__Exercise brief__: Single out the lines of the material that contain "door" and copy them.

#### Given data ####

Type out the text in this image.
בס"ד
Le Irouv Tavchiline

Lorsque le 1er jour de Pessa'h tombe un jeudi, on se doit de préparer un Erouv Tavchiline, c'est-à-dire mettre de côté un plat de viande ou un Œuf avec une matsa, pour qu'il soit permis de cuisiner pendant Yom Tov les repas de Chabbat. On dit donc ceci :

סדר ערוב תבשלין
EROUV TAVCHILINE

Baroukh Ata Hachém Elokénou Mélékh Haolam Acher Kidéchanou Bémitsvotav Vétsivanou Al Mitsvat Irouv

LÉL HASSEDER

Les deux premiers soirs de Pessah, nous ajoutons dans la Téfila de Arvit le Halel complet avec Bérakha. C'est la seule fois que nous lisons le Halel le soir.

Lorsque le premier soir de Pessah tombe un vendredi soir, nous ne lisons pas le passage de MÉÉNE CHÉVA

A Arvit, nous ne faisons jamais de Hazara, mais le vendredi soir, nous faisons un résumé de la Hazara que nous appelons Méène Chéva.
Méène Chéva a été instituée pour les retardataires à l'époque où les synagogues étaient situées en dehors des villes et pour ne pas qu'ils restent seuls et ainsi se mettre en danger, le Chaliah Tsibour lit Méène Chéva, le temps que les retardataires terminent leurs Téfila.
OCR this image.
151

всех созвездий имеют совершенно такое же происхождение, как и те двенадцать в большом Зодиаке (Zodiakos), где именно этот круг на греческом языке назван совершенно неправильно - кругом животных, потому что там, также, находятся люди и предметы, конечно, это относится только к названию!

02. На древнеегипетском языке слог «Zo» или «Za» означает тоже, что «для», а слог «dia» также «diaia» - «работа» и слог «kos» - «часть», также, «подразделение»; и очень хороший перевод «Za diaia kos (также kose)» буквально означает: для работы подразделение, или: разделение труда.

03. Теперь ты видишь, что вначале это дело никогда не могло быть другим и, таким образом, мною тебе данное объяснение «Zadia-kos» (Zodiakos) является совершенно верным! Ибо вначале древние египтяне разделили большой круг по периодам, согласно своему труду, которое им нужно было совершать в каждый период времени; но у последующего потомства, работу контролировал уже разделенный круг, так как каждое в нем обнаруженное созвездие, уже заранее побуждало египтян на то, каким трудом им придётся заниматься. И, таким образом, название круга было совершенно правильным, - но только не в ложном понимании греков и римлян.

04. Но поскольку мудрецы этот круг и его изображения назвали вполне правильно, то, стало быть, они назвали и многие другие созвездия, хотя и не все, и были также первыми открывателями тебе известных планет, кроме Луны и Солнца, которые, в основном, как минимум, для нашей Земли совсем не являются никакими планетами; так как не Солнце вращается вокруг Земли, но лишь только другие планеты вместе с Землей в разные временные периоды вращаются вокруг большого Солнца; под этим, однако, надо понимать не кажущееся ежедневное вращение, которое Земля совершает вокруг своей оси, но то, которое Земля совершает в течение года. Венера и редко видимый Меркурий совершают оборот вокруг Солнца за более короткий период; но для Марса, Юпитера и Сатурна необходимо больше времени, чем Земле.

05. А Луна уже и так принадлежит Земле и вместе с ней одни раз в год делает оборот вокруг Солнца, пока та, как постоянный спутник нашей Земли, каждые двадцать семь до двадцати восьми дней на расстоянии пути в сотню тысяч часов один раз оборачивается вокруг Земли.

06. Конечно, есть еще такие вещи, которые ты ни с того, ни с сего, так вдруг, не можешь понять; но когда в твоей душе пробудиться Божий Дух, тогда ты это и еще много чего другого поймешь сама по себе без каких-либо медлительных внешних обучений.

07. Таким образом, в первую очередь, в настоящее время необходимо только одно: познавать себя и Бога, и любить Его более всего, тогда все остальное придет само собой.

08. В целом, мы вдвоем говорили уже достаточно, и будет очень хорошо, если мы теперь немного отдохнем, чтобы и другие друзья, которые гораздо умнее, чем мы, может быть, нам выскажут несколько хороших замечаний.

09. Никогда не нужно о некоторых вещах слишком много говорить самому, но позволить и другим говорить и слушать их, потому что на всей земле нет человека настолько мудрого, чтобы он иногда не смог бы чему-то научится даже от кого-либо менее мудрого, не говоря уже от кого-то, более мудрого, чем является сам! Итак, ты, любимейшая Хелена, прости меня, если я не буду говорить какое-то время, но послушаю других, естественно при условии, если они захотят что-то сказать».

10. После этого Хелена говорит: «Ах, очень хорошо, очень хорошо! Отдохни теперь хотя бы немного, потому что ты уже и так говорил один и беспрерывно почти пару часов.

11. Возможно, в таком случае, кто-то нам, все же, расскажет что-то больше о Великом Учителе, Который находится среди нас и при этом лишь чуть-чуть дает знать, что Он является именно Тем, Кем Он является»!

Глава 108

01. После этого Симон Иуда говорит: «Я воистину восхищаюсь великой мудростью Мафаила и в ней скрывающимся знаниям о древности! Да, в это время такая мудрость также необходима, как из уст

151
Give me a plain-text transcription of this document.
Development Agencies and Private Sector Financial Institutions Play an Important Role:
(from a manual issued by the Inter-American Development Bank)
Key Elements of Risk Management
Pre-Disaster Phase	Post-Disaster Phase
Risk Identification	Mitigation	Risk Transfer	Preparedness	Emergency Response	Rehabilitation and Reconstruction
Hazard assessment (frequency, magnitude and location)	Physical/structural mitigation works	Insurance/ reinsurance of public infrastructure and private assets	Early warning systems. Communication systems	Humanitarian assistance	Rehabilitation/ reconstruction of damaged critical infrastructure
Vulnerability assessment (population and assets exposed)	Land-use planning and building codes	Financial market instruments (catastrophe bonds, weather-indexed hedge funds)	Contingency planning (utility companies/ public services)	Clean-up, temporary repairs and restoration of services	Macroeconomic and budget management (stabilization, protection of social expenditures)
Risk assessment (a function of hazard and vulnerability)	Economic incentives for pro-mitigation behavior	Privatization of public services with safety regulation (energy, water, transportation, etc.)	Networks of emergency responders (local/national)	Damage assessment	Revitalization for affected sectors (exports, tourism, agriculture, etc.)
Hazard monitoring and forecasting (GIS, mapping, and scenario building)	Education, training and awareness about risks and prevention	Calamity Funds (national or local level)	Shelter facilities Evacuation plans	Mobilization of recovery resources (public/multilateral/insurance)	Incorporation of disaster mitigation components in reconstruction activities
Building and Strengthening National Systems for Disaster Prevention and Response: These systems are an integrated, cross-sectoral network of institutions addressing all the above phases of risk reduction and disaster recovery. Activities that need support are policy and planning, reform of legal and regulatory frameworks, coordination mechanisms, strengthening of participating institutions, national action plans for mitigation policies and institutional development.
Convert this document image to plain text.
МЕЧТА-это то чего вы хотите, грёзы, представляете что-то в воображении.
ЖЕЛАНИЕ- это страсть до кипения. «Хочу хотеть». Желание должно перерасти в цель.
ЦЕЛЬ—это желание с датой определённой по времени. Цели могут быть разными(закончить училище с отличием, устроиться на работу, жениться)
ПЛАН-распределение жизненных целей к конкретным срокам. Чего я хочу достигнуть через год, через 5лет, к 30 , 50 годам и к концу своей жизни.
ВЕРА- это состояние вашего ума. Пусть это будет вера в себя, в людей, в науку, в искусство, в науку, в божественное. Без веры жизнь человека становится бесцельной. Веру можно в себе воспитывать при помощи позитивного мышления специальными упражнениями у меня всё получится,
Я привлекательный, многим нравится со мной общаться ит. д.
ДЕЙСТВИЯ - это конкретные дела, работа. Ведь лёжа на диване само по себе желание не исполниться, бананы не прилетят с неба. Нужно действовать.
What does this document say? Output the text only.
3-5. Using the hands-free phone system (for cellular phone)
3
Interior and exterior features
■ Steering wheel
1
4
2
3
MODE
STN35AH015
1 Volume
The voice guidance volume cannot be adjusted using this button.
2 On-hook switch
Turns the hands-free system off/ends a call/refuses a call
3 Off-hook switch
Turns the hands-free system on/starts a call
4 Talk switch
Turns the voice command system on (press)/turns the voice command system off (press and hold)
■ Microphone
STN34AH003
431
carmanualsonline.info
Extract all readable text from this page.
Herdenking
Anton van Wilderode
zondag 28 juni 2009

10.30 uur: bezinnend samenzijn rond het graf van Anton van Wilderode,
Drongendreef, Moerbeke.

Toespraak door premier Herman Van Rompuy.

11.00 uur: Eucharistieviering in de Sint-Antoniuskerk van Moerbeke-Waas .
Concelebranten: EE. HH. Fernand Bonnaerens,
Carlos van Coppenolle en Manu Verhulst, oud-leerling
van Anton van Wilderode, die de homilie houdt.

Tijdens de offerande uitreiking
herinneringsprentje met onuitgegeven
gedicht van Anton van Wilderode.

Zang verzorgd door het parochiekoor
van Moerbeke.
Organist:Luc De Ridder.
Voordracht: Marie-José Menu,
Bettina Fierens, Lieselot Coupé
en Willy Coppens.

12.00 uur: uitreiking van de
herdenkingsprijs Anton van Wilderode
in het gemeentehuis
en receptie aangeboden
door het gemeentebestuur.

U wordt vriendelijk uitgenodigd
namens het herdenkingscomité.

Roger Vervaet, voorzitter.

####

__Task output__:
Toespraak door premier Herman Van Rompuy.
Zang verzorgd door het parochiekoor
door het gemeentebestuur.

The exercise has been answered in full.